=== Records supplied ===
.....

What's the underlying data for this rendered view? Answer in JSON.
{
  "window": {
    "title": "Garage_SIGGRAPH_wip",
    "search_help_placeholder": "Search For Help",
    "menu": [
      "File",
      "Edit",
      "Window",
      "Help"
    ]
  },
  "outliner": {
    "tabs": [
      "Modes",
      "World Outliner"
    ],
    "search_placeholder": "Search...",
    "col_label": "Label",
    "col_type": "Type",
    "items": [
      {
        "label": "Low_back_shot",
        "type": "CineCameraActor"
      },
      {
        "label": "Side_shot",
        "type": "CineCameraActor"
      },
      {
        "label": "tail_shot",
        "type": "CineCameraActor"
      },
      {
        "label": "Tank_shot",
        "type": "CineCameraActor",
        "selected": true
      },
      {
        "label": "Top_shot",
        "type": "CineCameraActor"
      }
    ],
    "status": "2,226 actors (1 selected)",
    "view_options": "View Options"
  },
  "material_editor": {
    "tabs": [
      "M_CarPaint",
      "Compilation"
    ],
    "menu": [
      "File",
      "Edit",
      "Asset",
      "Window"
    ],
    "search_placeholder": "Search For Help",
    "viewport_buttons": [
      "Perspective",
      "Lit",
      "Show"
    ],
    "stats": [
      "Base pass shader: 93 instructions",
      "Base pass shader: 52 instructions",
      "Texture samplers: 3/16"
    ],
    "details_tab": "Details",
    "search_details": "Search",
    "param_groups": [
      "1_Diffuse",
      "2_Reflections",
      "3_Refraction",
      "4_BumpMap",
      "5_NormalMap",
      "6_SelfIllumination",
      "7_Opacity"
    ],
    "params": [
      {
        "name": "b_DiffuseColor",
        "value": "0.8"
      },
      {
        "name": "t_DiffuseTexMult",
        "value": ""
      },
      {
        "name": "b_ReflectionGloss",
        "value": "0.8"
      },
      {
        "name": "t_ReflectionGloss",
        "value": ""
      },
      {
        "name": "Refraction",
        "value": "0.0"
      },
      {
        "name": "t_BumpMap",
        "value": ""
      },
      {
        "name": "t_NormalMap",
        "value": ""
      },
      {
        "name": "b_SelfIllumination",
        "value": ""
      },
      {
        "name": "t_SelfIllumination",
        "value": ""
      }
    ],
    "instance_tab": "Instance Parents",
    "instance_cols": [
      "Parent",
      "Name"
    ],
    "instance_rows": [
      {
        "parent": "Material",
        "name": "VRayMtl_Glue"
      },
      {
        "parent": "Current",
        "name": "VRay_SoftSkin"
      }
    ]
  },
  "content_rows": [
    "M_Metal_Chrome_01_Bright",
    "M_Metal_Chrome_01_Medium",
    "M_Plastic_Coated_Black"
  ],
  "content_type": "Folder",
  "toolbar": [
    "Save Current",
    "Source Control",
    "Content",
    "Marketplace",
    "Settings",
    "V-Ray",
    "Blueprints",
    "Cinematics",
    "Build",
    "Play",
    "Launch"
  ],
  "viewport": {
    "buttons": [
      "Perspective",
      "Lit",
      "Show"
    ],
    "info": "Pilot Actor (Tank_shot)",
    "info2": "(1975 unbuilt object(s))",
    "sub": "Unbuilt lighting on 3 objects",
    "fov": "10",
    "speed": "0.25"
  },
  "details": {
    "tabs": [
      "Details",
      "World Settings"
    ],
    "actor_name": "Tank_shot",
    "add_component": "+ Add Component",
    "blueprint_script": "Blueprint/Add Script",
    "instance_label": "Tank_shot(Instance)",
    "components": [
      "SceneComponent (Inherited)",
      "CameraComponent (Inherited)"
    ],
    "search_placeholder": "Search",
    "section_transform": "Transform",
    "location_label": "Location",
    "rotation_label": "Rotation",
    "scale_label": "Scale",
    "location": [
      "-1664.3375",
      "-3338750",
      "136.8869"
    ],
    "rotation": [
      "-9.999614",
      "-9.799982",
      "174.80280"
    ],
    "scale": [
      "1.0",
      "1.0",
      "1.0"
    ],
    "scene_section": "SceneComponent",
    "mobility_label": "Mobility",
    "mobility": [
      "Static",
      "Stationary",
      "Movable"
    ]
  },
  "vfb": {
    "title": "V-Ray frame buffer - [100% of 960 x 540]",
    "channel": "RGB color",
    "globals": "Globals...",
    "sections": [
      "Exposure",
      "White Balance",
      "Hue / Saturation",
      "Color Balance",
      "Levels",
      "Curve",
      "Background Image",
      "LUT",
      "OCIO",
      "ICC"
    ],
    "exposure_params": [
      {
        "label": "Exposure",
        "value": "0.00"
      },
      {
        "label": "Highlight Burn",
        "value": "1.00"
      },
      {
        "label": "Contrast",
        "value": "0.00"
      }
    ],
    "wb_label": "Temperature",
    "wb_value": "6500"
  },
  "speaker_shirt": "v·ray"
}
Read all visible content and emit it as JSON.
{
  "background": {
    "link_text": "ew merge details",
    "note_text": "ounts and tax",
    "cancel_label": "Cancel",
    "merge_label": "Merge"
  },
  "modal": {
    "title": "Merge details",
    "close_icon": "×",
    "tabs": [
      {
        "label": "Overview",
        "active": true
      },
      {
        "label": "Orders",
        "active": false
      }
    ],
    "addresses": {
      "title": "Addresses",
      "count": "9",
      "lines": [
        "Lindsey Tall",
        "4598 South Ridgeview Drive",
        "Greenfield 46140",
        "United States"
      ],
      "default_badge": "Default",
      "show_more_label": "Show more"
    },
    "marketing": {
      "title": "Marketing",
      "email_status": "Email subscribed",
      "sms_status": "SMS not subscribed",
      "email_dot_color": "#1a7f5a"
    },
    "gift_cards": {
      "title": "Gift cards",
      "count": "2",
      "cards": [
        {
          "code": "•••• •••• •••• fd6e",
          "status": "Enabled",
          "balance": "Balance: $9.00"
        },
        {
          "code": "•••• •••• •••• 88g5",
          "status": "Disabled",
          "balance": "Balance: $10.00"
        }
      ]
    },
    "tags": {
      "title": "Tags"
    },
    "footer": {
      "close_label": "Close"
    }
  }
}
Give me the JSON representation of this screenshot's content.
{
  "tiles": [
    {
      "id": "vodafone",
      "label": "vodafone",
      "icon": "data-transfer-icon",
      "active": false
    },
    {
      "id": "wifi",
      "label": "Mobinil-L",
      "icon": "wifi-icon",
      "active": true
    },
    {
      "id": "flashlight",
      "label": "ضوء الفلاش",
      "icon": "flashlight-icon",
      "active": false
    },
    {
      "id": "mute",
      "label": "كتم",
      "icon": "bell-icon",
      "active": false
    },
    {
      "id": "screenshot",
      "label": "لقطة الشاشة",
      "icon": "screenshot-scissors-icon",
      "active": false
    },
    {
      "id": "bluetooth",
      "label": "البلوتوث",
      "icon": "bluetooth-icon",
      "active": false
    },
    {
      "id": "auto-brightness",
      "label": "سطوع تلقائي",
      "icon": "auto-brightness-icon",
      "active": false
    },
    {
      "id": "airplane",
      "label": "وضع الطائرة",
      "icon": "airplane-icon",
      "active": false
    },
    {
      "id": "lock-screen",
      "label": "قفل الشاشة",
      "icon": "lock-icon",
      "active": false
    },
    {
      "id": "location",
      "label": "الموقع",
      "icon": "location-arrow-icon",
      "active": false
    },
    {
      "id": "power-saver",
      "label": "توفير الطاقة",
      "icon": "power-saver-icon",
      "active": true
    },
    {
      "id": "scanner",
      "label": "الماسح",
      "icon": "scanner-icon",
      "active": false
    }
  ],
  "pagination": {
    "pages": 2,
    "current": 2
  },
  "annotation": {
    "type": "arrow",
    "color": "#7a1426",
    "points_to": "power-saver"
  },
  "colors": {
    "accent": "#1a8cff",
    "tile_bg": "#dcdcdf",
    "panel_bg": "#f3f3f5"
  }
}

.....

=== Exercise ===
Transcribe all entries exactly as they are given.

=== In response ===
What's the underlying data for this rendered view? Answer in JSON.
{
  "window": {
    "title": "Garage_SIGGRAPH_wip",
    "search_help_placeholder": "Search For Help",
    "menu": [
      "File",
      "Edit",
      "Window",
      "Help"
    ]
  },
  "outliner": {
    "tabs": [
      "Modes",
      "World Outliner"
    ],
    "search_placeholder": "Search...",
    "col_label": "Label",
    "col_type": "Type",
    "items": [
      {
        "label": "Low_back_shot",
        "type": "CineCameraActor"
      },
      {
        "label": "Side_shot",
        "type": "CineCameraActor"
      },
      {
        "label": "tail_shot",
        "type": "CineCameraActor"
      },
      {
        "label": "Tank_shot",
        "type": "CineCameraActor",
        "selected": true
      },
      {
        "label": "Top_shot",
        "type": "CineCameraActor"
      }
    ],
    "status": "2,226 actors (1 selected)",
    "view_options": "View Options"
  },
  "material_editor": {
    "tabs": [
      "M_CarPaint",
      "Compilation"
    ],
    "menu": [
      "File",
      "Edit",
      "Asset",
      "Window"
    ],
    "search_placeholder": "Search For Help",
    "viewport_buttons": [
      "Perspective",
      "Lit",
      "Show"
    ],
    "stats": [
      "Base pass shader: 93 instructions",
      "Base pass shader: 52 instructions",
      "Texture samplers: 3/16"
    ],
    "details_tab": "Details",
    "search_details": "Search",
    "param_groups": [
      "1_Diffuse",
      "2_Reflections",
      "3_Refraction",
      "4_BumpMap",
      "5_NormalMap",
      "6_SelfIllumination",
      "7_Opacity"
    ],
    "params": [
      {
        "name": "b_DiffuseColor",
        "value": "0.8"
      },
      {
        "name": "t_DiffuseTexMult",
        "value": ""
      },
      {
        "name": "b_ReflectionGloss",
        "value": "0.8"
      },
      {
        "name": "t_ReflectionGloss",
        "value": ""
      },
      {
        "name": "Refraction",
        "value": "0.0"
      },
      {
        "name": "t_BumpMap",
        "value": ""
      },
      {
        "name": "t_NormalMap",
        "value": ""
      },
      {
        "name": "b_SelfIllumination",
        "value": ""
      },
      {
        "name": "t_SelfIllumination",
        "value": ""
      }
    ],
    "instance_tab": "Instance Parents",
    "instance_cols": [
      "Parent",
      "Name"
    ],
    "instance_rows": [
      {
        "parent": "Material",
        "name": "VRayMtl_Glue"
      },
      {
        "parent": "Current",
        "name": "VRay_SoftSkin"
      }
    ]
  },
  "content_rows": [
    "M_Metal_Chrome_01_Bright",
    "M_Metal_Chrome_01_Medium",
    "M_Plastic_Coated_Black"
  ],
  "content_type": "Folder",
  "toolbar": [
    "Save Current",
    "Source Control",
    "Content",
    "Marketplace",
    "Settings",
    "V-Ray",
    "Blueprints",
    "Cinematics",
    "Build",
    "Play",
    "Launch"
  ],
  "viewport": {
    "buttons": [
      "Perspective",
      "Lit",
      "Show"
    ],
    "info": "Pilot Actor (Tank_shot)",
    "info2": "(1975 unbuilt object(s))",
    "sub": "Unbuilt lighting on 3 objects",
    "fov": "10",
    "speed": "0.25"
  },
  "details": {
    "tabs": [
      "Details",
      "World Settings"
    ],
    "actor_name": "Tank_shot",
    "add_component": "+ Add Component",
    "blueprint_script": "Blueprint/Add Script",
    "instance_label": "Tank_shot(Instance)",
    "components": [
      "SceneComponent (Inherited)",
      "CameraComponent (Inherited)"
    ],
    "search_placeholder": "Search",
    "section_transform": "Transform",
    "location_label": "Location",
    "rotation_label": "Rotation",
    "scale_label": "Scale",
    "location": [
      "-1664.3375",
      "-3338750",
      "136.8869"
    ],
    "rotation": [
      "-9.999614",
      "-9.799982",
      "174.80280"
    ],
    "scale": [
      "1.0",
      "1.0",
      "1.0"
    ],
    "scene_section": "SceneComponent",
    "mobility_label": "Mobility",
    "mobility": [
      "Static",
      "Stationary",
      "Movable"
    ]
  },
  "vfb": {
    "title": "V-Ray frame buffer - [100% of 960 x 540]",
    "channel": "RGB color",
    "globals": "Globals...",
    "sections": [
      "Exposure",
      "White Balance",
      "Hue / Saturation",
      "Color Balance",
      "Levels",
      "Curve",
      "Background Image",
      "LUT",
      "OCIO",
      "ICC"
    ],
    "exposure_params": [
      {
        "label": "Exposure",
        "value": "0.00"
      },
      {
        "label": "Highlight Burn",
        "value": "1.00"
      },
      {
        "label": "Contrast",
        "value": "0.00"
      }
    ],
    "wb_label": "Temperature",
    "wb_value": "6500"
  },
  "speaker_shirt": "v·ray"
}
Read all visible content and emit it as JSON.
{
  "background": {
    "link_text": "ew merge details",
    "note_text": "ounts and tax",
    "cancel_label": "Cancel",
    "merge_label": "Merge"
  },
  "modal": {
    "title": "Merge details",
    "close_icon": "×",
    "tabs": [
      {
        "label": "Overview",
        "active": true
      },
      {
        "label": "Orders",
        "active": false
      }
    ],
    "addresses": {
      "title": "Addresses",
      "count": "9",
      "lines": [
        "Lindsey Tall",
        "4598 South Ridgeview Drive",
        "Greenfield 46140",
        "United States"
      ],
      "default_badge": "Default",
      "show_more_label": "Show more"
    },
    "marketing": {
      "title": "Marketing",
      "email_status": "Email subscribed",
      "sms_status": "SMS not subscribed",
      "email_dot_color": "#1a7f5a"
    },
    "gift_cards": {
      "title": "Gift cards",
      "count": "2",
      "cards": [
        {
          "code": "•••• •••• •••• fd6e",
          "status": "Enabled",
          "balance": "Balance: $9.00"
        },
        {
          "code": "•••• •••• •••• 88g5",
          "status": "Disabled",
          "balance": "Balance: $10.00"
        }
      ]
    },
    "tags": {
      "title": "Tags"
    },
    "footer": {
      "close_label": "Close"
    }
  }
}
Give me the JSON representation of this screenshot's content.
{
  "tiles": [
    {
      "id": "vodafone",
      "label": "vodafone",
      "icon": "data-transfer-icon",
      "active": false
    },
    {
      "id": "wifi",
      "label": "Mobinil-L",
      "icon": "wifi-icon",
      "active": true
    },
    {
      "id": "flashlight",
      "label": "ضوء الفلاش",
      "icon": "flashlight-icon",
      "active": false
    },
    {
      "id": "mute",
      "label": "كتم",
      "icon": "bell-icon",
      "active": false
    },
    {
      "id": "screenshot",
      "label": "لقطة الشاشة",
      "icon": "screenshot-scissors-icon",
      "active": false
    },
    {
      "id": "bluetooth",
      "label": "البلوتوث",
      "icon": "bluetooth-icon",
      "active": false
    },
    {
      "id": "auto-brightness",
      "label": "سطوع تلقائي",
      "icon": "auto-brightness-icon",
      "active": false
    },
    {
      "id": "airplane",
      "label": "وضع الطائرة",
      "icon": "airplane-icon",
      "active": false
    },
    {
      "id": "lock-screen",
      "label": "قفل الشاشة",
      "icon": "lock-icon",
      "active": false
    },
    {
      "id": "location",
      "label": "الموقع",
      "icon": "location-arrow-icon",
      "active": false
    },
    {
      "id": "power-saver",
      "label": "توفير الطاقة",
      "icon": "power-saver-icon",
      "active": true
    },
    {
      "id": "scanner",
      "label": "الماسح",
      "icon": "scanner-icon",
      "active": false
    }
  ],
  "pagination": {
    "pages": 2,
    "current": 2
  },
  "annotation": {
    "type": "arrow",
    "color": "#7a1426",
    "points_to": "power-saver"
  },
  "colors": {
    "accent": "#1a8cff",
    "tile_bg": "#dcdcdf",
    "panel_bg": "#f3f3f5"
  }
}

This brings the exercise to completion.